-- Passage provided follows --

By default, vlagent verifies server certificates using the system’s trusted certificate store. If using self-signed certificates, you have the following options:

  1. Install your CA certificate in the system’s trusted certificate store.
  2. Specify the CA certificate path manually using -remoteWrite.tlsCAFile.

For testing purposes only, you can disable certificate verification with -remoteWrite.tlsInsecureSkipVerify.

Security Warning: Disabling certificate verification eliminates protection against man-in-the-middle attacks. Never use this in production.

Automatic issuing of TLS certificates #

All the VictoriaLogs Enterprise components support automatic issuing of TLS certificates for public HTTPS server running at -httpListenAddr via Let’s Encrypt service . The following command-line flags must be set in order to enable automatic issuing of TLS certificates:

  • -httpListenAddr must be set for listening TCP port 443. For example, -httpListenAddr=:443. This port must be accessible by the Let’s Encrypt service .
  • -tls must be set in order to accept HTTPS requests at -httpListenAddr. Note that -tlsCertFile and -tlsKeyFile aren’t needed when automatic TLS certificate issuing is enabled.
  • -tlsAutocertHosts must be set to comma-separated list of hosts, which can be reached via -httpListenAddr. TLS certificates are automatically issued for these hosts.
  • -tlsAutocertEmail must be set to contact email for the issued TLS certificates.
  • -tlsAutocertCacheDir may be set to the directory path for persisting the issued TLS certificates between VictoriaLogs restarts. If this flag isn’t set, then TLS certificates are re-issued on every restart.

Example of starting VictoriaLogs with automatic TLS certificate issuing:

      ./victoria-logs -httpListenAddr=:443 \
    -tls \
    -tlsAutocertHosts=victorialogs.example.com,logs.example.com \
    -tlsAutocertEmail=admin@example.com \
    -tlsAutocertCacheDir=/path/to/tls-cache \
    -licenseFile=/path/to/license
    

mTLS #

Mutual TLS (mTLS ) requires both client and server to present valid certificates for authentication. Unlike standard TLS where only the server authenticates itself, mTLS enables bidirectional authentication.

-- Passage provided concluded --

What to do —
**1)** In the passage on TLS certificates, what happens to the issued certificates if -tlsAutocertCacheDir isn't set?
**2)** Does the passage on TLS certificates agree with each statement below? Answer yes or no for each and quote the words that decide it.
(a) -tlsCertFile and -tlsKeyFile are required when automatic TLS certificate issuing is enabled.
(b) The TCP port set with -httpListenAddr must be reachable by Let's Encrypt.
(c) With mTLS, only the server authenticates itself.

-- Extracted information follows --

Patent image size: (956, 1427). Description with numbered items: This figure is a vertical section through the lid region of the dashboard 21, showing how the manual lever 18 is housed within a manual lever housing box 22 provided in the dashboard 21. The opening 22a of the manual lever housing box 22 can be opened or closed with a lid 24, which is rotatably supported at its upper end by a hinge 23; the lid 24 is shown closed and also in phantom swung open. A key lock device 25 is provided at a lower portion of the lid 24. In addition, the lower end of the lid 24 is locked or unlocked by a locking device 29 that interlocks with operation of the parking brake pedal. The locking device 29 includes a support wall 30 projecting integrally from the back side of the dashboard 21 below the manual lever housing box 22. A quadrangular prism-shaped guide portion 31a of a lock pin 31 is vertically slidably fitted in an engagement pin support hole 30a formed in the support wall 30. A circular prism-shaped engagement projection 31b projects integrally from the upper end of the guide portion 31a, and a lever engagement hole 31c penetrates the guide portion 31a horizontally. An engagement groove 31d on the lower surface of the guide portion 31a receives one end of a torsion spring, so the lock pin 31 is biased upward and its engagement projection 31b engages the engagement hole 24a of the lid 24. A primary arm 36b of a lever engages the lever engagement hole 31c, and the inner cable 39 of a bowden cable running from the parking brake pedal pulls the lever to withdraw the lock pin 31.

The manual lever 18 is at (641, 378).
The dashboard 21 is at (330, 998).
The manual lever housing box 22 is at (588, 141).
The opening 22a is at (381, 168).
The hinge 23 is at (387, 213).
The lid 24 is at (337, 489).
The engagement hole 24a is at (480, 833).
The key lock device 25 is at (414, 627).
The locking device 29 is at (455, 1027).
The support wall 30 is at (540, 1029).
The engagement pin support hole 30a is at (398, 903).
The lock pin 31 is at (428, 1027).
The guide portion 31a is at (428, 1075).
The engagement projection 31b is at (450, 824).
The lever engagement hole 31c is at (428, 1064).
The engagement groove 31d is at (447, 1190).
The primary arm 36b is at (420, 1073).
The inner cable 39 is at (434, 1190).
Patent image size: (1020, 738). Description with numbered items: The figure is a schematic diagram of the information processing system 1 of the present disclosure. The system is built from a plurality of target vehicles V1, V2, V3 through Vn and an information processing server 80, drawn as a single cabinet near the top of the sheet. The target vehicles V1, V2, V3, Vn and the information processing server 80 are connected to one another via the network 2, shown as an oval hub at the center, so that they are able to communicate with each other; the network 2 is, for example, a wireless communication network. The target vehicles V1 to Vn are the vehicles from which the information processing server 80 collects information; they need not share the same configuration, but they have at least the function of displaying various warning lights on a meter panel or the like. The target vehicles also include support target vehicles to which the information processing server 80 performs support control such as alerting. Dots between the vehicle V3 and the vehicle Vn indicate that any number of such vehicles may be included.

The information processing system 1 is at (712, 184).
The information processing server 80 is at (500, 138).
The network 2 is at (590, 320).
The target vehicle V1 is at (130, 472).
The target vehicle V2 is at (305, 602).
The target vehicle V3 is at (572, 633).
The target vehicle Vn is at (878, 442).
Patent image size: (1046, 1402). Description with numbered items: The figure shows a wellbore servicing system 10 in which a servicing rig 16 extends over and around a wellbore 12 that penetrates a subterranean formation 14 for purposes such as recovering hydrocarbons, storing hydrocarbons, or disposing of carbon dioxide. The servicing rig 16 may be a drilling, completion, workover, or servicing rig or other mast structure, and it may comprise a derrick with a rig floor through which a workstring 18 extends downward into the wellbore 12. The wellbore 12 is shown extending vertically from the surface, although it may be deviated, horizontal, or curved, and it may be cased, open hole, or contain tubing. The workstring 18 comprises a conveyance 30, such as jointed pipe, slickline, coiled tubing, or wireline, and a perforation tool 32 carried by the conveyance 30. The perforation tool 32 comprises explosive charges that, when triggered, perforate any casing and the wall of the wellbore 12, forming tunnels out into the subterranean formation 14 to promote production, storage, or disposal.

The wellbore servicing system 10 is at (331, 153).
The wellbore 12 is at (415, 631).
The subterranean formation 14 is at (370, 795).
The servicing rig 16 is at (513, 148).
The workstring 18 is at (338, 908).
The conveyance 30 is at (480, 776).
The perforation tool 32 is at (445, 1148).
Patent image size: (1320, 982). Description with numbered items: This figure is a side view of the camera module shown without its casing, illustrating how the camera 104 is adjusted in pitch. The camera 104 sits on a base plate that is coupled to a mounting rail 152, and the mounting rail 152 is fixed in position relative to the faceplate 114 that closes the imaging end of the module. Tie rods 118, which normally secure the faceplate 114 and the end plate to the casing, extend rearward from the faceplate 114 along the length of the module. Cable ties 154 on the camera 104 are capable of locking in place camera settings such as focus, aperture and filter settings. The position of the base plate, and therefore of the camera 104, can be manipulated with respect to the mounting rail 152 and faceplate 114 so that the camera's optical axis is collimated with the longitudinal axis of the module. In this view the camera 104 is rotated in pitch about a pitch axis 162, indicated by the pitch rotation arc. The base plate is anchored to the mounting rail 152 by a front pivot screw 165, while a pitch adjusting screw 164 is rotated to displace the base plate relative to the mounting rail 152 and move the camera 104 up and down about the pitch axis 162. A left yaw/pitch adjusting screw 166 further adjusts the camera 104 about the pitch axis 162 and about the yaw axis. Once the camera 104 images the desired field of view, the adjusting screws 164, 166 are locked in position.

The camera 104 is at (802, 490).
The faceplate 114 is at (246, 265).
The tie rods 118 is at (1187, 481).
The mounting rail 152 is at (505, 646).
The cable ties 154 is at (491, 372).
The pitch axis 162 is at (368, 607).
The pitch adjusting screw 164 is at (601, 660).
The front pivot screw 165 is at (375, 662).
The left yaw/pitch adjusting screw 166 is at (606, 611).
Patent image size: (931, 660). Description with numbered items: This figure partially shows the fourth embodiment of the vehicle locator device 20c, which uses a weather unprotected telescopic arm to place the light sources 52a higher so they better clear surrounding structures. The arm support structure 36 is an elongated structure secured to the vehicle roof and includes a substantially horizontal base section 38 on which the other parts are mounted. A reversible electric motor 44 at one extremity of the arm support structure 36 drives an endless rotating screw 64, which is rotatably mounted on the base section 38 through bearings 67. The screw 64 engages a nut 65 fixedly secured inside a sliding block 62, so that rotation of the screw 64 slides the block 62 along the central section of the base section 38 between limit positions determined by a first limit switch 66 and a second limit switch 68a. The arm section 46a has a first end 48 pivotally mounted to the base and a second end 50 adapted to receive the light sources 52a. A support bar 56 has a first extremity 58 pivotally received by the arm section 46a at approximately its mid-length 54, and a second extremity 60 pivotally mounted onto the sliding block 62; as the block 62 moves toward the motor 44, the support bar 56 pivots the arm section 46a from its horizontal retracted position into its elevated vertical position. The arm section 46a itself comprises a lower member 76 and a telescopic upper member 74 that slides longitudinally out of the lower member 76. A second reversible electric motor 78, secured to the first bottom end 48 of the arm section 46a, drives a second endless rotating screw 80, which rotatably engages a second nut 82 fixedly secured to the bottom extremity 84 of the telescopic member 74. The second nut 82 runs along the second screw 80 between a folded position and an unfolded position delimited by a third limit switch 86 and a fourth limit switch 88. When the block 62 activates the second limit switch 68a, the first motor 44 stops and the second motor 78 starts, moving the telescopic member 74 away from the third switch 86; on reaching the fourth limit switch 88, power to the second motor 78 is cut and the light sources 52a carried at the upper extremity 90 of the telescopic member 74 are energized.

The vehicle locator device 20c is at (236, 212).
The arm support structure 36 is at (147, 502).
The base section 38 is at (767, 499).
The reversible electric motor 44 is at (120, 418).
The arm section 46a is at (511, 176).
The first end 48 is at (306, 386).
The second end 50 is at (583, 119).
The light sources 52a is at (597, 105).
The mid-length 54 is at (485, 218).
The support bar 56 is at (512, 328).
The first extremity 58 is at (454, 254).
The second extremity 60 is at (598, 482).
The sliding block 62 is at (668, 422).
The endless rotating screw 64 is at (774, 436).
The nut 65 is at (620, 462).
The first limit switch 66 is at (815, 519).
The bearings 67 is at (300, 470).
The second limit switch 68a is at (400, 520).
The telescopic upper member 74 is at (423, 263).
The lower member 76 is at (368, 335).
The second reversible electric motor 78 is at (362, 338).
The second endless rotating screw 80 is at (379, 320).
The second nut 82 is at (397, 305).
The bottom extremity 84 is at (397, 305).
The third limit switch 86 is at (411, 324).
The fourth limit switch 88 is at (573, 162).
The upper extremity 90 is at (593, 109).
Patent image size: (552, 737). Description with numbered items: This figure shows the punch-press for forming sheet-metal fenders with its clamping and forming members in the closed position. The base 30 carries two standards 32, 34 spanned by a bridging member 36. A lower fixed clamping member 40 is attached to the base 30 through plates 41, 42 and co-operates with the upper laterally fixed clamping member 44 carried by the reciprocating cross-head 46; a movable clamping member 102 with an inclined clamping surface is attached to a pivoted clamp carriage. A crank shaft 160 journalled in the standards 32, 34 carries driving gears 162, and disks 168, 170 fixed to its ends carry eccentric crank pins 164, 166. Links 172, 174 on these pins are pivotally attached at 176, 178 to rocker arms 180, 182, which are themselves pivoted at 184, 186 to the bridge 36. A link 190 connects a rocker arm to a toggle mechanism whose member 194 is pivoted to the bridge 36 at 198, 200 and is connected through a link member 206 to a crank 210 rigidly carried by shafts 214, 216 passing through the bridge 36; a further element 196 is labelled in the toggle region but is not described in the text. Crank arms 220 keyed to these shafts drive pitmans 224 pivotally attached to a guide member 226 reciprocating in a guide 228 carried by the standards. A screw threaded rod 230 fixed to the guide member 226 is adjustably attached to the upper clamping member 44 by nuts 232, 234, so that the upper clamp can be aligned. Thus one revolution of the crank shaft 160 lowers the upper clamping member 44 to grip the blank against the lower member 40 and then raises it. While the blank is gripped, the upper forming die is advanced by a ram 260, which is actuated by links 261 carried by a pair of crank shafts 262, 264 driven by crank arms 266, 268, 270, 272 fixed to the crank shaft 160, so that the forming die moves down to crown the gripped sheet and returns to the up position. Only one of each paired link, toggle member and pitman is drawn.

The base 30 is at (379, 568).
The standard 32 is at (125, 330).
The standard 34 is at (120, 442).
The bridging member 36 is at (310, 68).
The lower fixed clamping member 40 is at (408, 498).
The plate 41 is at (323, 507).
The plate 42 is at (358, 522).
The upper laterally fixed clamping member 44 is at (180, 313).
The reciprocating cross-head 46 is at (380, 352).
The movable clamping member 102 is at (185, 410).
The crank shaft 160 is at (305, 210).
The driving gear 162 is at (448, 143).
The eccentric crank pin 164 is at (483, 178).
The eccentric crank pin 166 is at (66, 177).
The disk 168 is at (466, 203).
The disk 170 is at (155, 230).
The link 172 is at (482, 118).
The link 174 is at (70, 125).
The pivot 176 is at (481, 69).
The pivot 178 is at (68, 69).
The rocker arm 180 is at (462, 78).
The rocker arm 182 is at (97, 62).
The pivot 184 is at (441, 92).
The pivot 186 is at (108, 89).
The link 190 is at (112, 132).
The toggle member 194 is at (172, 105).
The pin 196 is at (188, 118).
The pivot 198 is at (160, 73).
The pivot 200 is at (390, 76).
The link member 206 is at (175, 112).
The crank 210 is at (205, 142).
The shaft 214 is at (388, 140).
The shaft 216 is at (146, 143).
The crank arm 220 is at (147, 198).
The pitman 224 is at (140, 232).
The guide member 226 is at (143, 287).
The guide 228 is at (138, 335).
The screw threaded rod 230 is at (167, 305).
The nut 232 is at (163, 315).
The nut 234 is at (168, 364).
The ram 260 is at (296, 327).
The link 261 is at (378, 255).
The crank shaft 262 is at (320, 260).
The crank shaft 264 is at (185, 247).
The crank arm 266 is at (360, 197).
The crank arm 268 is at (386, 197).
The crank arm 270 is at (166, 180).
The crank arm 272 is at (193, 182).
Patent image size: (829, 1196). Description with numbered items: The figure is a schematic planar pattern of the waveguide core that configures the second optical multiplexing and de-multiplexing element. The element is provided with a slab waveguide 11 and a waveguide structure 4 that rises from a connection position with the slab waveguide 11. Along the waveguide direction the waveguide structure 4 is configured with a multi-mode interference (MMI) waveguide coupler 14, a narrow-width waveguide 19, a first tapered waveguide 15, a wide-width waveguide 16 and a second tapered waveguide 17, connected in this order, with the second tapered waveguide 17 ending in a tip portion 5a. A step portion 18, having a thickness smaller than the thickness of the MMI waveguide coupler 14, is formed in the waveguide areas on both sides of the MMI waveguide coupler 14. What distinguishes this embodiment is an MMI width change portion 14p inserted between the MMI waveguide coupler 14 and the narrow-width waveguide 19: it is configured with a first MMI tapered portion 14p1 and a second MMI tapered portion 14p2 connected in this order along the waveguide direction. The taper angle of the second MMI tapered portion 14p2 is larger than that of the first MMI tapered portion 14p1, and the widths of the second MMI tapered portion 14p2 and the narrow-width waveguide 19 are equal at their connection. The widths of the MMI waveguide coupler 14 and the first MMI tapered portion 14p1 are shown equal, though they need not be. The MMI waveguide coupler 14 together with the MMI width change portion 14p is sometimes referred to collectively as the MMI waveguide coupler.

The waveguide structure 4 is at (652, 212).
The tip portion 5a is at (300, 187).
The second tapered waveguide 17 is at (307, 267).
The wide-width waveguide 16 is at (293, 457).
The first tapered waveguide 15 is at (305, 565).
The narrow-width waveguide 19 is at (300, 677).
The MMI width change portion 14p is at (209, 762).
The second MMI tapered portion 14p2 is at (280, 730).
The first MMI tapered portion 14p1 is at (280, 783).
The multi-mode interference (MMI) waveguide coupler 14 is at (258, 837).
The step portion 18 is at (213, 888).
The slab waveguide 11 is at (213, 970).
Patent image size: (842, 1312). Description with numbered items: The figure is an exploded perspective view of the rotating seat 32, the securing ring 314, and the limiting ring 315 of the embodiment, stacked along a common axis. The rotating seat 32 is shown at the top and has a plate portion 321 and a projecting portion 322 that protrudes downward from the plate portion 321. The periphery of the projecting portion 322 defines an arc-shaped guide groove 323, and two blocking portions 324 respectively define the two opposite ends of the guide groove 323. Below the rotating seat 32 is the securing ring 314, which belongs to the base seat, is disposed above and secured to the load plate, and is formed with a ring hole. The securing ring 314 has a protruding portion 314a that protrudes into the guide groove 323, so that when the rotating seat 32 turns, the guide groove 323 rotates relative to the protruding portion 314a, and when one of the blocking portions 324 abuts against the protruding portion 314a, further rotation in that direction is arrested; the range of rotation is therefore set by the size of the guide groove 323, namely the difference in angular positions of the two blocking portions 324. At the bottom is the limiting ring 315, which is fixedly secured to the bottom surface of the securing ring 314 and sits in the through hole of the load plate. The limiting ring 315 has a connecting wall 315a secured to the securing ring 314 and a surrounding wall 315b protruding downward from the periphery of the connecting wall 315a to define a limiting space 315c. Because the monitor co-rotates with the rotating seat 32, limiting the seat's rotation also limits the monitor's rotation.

-- Extracted information concluded --

Task-by-task answers —
**1)** They are re-issued on every restart.

**2)**
(a) No: "Note that -tlsCertFile and -tlsKeyFile aren’t needed when automatic TLS certificate issuing is enabled."
(b) Yes: "This port must be accessible by the Let’s Encrypt service"
(c) No: "Unlike standard TLS where only the server authenticates itself, mTLS enables bidirectional authentication."